• **What is expected**:
Check each line of the listing for the word "image" and report how many lines contain it, giving nothing but the number.

• **Data extract**:

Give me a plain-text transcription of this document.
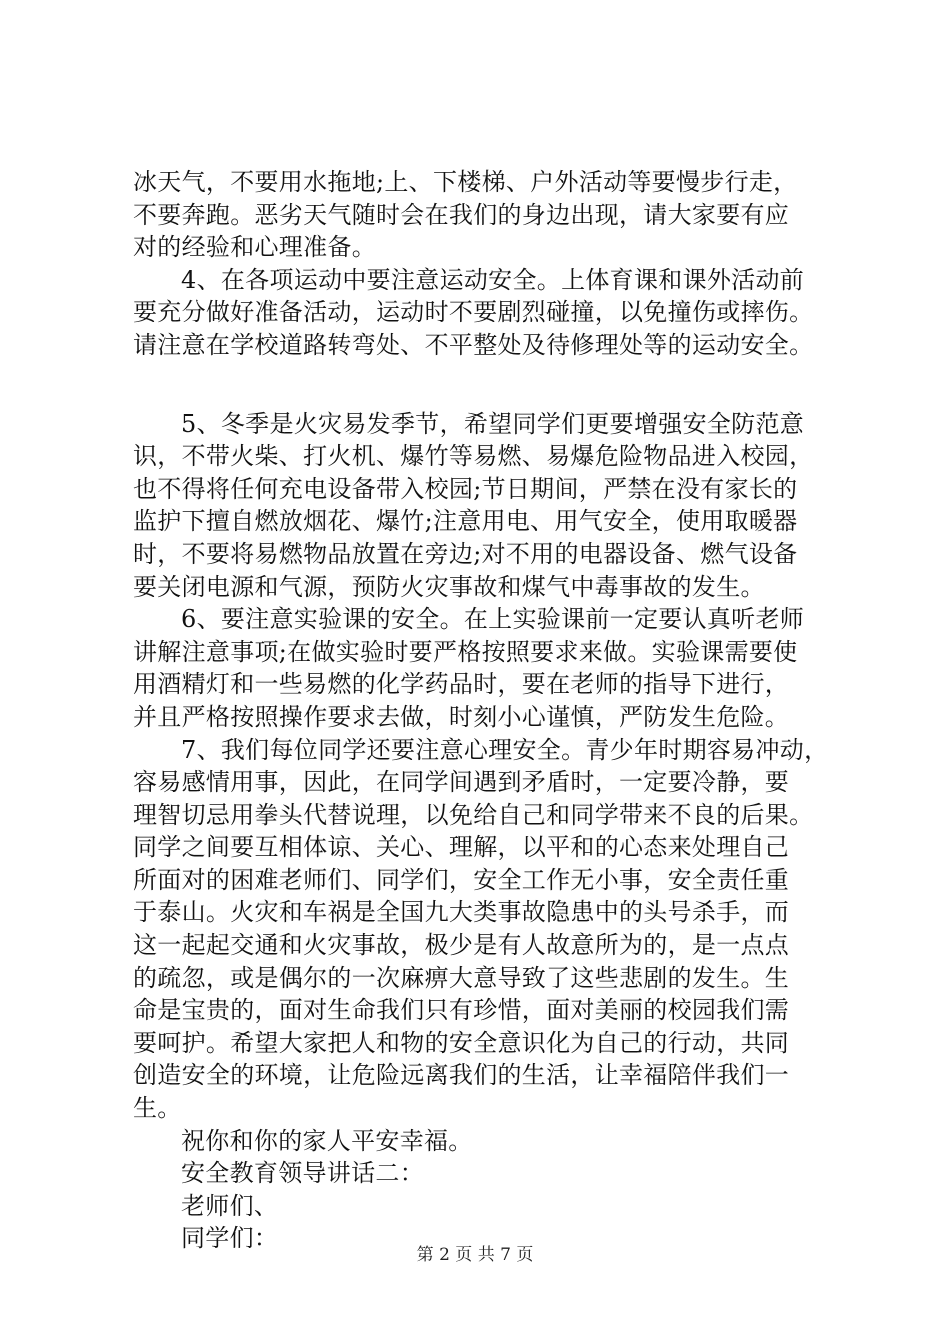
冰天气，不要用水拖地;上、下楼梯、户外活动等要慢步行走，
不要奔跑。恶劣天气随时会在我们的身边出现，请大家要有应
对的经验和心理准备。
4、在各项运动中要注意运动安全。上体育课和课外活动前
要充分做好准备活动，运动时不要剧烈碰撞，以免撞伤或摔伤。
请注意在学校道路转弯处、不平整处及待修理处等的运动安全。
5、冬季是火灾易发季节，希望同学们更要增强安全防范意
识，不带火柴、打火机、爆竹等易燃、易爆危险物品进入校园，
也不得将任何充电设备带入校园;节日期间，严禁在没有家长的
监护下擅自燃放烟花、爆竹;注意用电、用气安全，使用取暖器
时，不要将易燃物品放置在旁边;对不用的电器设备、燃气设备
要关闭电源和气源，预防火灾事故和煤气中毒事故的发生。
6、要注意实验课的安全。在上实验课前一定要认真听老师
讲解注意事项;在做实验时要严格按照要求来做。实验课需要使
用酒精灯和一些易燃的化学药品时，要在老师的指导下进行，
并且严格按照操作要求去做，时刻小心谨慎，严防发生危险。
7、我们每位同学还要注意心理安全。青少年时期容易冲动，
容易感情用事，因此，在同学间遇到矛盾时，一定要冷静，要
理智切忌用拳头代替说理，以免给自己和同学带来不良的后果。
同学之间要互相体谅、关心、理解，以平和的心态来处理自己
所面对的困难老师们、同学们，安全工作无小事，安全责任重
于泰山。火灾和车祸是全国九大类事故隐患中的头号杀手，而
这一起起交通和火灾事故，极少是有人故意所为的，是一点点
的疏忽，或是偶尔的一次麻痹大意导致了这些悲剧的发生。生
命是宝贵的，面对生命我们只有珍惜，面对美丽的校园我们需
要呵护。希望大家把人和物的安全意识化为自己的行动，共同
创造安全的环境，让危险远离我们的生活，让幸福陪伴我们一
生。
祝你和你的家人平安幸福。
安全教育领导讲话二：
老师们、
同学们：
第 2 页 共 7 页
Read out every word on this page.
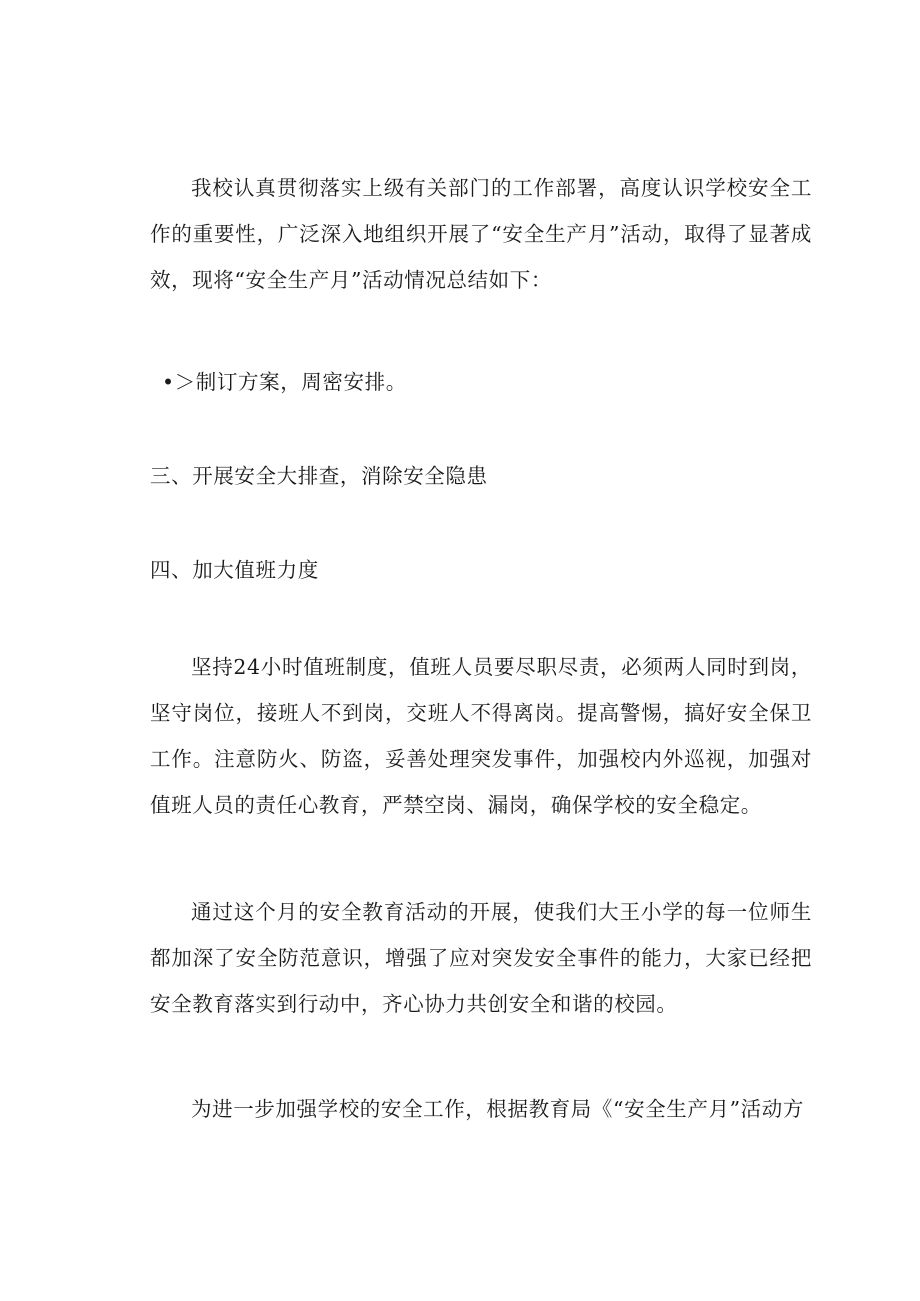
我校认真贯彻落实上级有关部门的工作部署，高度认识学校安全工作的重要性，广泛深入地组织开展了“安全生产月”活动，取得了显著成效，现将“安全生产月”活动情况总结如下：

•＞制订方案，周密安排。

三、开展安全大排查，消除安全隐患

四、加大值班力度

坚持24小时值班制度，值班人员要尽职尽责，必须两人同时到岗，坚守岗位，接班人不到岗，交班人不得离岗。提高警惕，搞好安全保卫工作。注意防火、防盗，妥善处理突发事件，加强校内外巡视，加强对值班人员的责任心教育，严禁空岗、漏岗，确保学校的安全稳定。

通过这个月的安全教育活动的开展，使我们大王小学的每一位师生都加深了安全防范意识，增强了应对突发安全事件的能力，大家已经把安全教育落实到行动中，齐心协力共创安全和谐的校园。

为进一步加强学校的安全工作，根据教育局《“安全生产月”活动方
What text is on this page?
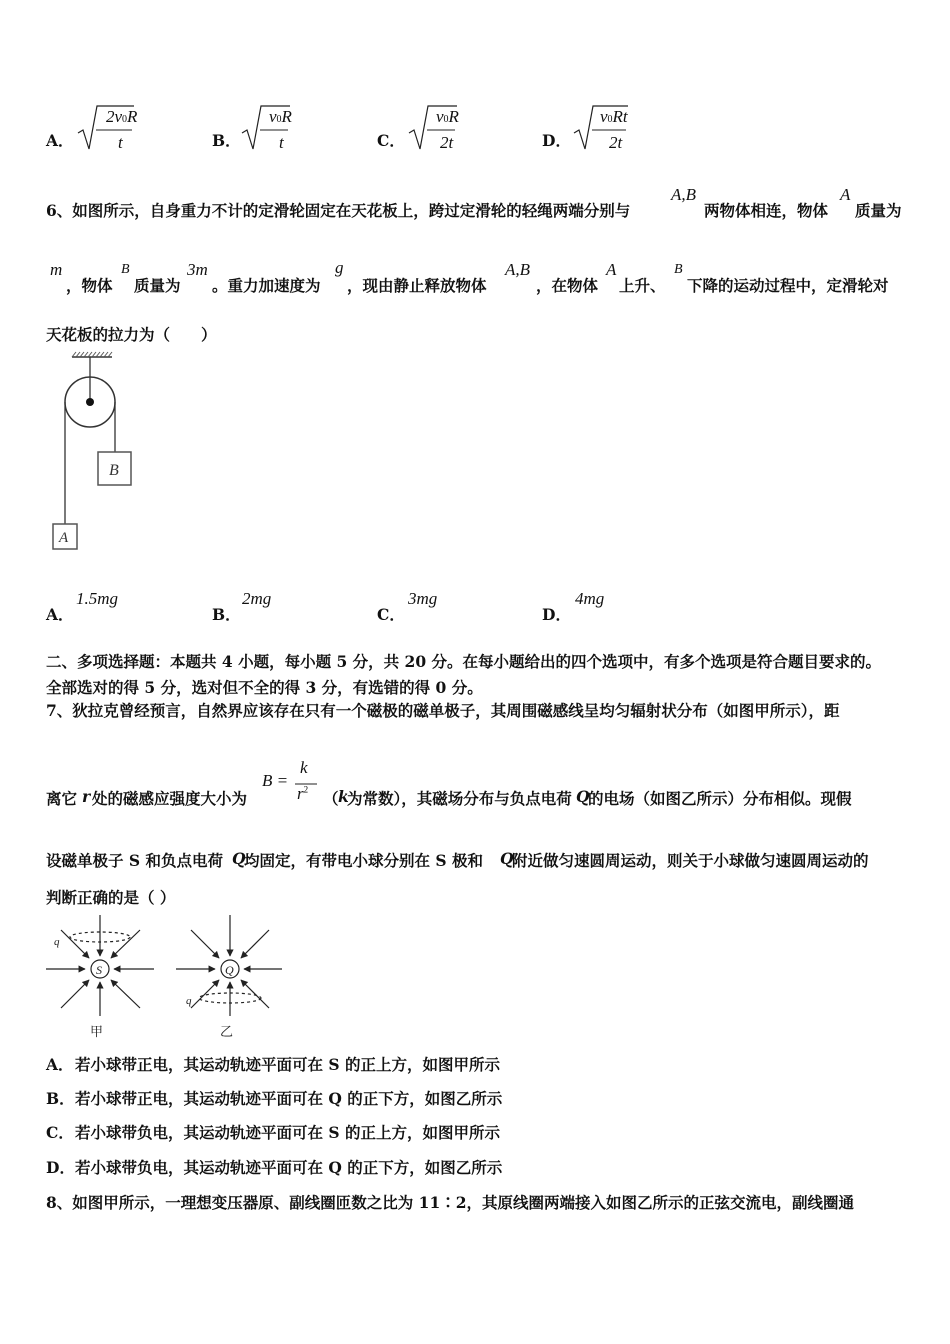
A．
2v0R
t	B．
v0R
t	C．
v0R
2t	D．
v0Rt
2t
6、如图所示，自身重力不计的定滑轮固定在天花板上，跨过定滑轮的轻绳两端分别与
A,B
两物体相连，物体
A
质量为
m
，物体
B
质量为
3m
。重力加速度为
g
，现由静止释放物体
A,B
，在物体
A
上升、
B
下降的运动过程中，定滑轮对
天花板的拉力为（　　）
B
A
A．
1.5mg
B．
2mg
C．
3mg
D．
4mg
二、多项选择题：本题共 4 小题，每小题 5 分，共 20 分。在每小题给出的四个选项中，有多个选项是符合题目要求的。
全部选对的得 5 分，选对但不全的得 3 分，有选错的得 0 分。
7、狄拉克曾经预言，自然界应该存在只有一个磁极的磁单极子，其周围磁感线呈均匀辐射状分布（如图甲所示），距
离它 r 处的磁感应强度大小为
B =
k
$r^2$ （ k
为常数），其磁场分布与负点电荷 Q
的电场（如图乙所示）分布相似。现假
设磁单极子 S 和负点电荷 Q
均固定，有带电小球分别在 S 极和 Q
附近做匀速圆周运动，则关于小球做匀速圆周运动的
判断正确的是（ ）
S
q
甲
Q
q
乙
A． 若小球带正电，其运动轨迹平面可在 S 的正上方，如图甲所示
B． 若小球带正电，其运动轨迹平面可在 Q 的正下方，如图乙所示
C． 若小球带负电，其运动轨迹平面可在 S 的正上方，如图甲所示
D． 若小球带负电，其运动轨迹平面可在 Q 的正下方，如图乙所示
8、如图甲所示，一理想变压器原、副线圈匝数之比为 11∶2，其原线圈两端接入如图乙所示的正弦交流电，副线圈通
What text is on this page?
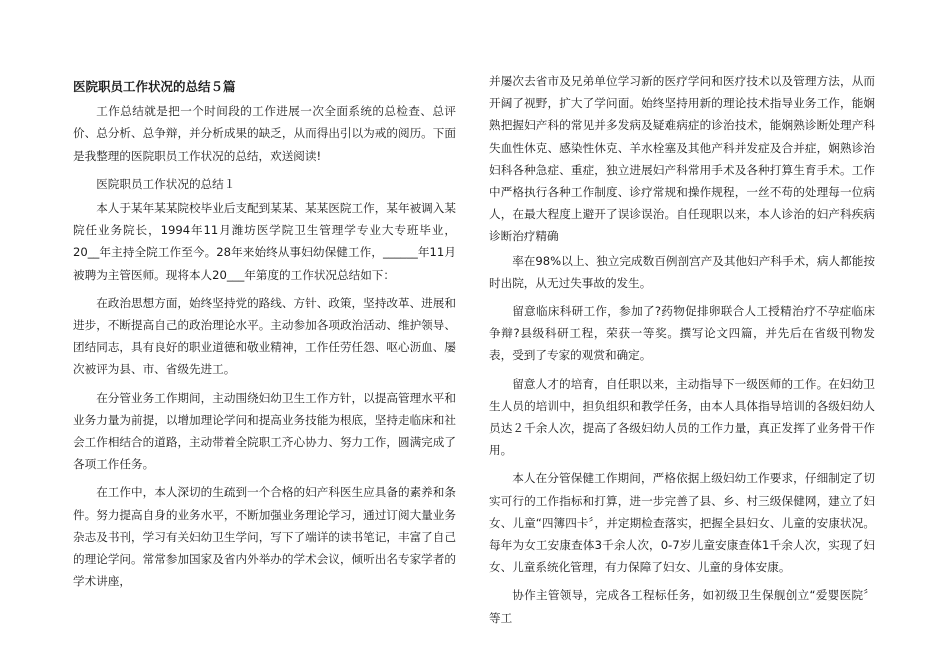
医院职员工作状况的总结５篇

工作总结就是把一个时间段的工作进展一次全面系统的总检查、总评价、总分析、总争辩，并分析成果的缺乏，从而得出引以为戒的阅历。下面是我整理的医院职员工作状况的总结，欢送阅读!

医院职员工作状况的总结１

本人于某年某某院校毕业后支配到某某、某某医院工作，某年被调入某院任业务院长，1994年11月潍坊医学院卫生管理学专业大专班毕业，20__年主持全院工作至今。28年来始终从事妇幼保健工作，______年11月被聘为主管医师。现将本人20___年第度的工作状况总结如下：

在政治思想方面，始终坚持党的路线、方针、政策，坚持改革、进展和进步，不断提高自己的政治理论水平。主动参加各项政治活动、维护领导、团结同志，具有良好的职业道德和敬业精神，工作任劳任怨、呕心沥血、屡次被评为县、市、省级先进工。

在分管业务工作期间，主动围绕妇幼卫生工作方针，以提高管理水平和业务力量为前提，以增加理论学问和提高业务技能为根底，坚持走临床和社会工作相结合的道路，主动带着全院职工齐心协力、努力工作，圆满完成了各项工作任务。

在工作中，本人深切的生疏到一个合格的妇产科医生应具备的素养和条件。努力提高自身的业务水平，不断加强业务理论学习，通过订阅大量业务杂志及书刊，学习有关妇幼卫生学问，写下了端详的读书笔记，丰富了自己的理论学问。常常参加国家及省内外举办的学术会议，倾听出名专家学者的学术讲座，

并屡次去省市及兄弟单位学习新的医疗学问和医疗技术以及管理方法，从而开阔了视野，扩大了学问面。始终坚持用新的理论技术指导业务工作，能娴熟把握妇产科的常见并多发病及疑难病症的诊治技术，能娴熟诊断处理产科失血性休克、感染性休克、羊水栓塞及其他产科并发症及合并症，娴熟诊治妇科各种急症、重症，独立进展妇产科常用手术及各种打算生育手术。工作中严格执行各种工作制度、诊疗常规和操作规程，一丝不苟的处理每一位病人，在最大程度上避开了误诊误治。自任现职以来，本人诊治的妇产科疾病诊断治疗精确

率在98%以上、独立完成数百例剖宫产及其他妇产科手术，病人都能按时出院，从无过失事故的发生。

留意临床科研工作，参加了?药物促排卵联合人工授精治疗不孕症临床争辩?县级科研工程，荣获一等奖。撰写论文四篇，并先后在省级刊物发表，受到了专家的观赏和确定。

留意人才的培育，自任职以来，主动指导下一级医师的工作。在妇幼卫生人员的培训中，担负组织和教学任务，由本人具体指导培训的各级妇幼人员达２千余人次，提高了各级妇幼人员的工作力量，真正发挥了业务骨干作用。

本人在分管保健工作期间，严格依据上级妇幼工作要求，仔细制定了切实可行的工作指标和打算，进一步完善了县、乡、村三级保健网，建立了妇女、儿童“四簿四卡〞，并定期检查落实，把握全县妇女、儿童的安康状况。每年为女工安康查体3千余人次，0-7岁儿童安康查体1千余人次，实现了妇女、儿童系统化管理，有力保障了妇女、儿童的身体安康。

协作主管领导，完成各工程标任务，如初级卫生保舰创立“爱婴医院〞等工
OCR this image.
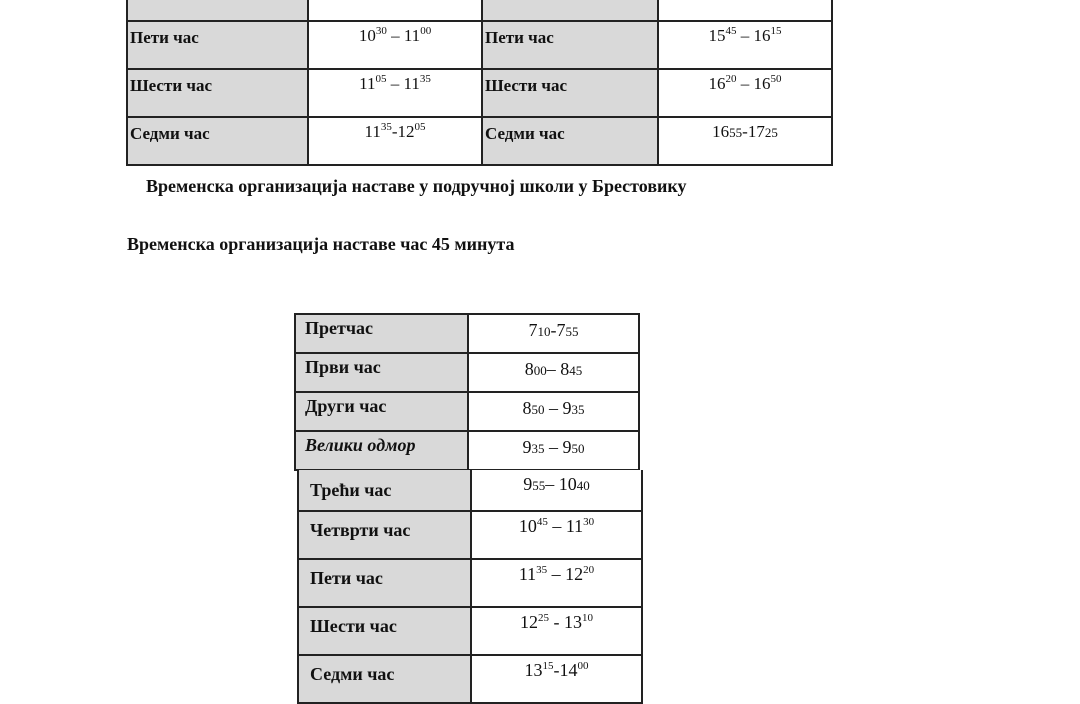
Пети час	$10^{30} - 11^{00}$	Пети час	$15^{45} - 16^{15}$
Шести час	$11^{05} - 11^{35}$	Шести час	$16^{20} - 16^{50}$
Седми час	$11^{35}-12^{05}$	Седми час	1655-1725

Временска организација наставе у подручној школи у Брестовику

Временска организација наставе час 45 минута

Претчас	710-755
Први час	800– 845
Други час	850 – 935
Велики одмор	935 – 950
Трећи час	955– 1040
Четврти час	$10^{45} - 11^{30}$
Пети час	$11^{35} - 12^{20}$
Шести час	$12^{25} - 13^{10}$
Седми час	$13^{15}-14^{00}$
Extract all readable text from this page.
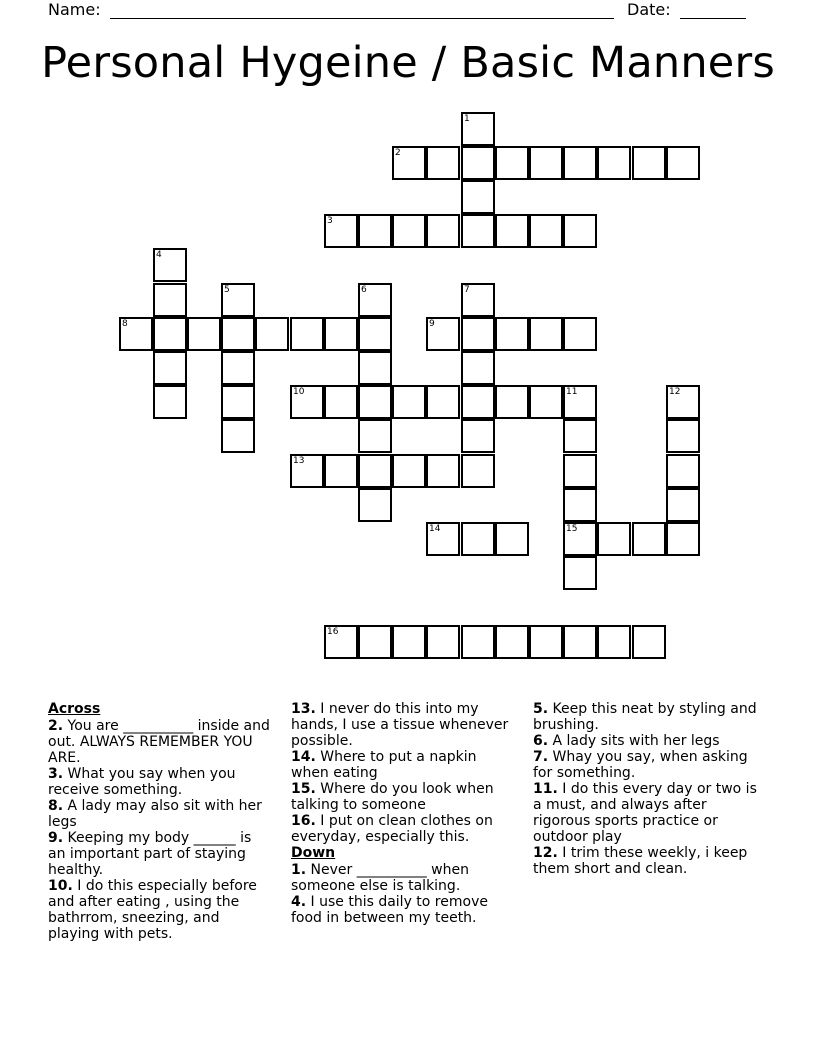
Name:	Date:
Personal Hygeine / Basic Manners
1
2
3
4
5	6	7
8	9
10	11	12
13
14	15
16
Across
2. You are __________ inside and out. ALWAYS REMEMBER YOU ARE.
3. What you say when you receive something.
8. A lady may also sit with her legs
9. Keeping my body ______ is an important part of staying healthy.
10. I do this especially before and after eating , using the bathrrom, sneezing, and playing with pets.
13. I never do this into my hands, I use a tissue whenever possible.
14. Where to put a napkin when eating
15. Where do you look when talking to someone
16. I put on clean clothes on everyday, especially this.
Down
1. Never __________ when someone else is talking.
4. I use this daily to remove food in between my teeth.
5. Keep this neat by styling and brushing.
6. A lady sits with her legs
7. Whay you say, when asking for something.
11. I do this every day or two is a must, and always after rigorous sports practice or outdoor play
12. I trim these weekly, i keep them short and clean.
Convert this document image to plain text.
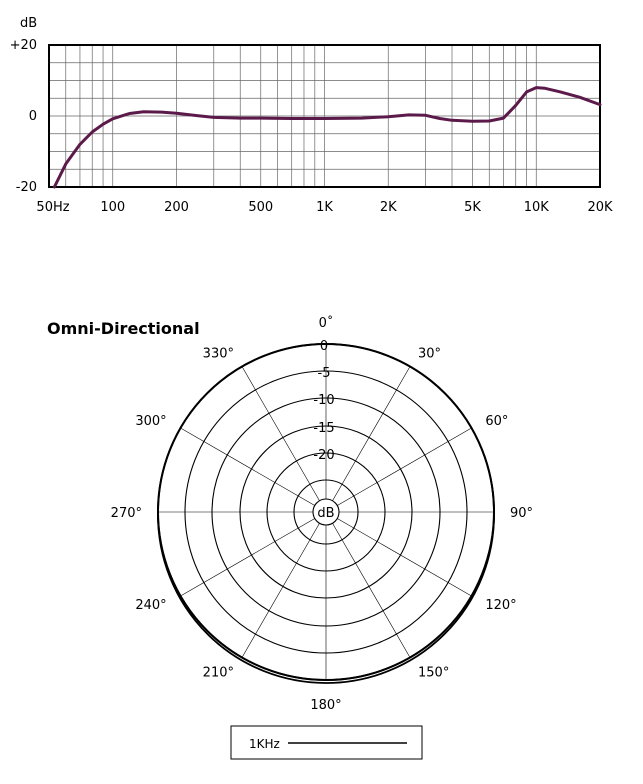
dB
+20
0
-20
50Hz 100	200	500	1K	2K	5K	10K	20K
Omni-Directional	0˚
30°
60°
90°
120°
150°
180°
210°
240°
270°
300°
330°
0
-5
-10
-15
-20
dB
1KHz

• **Full solution**:
2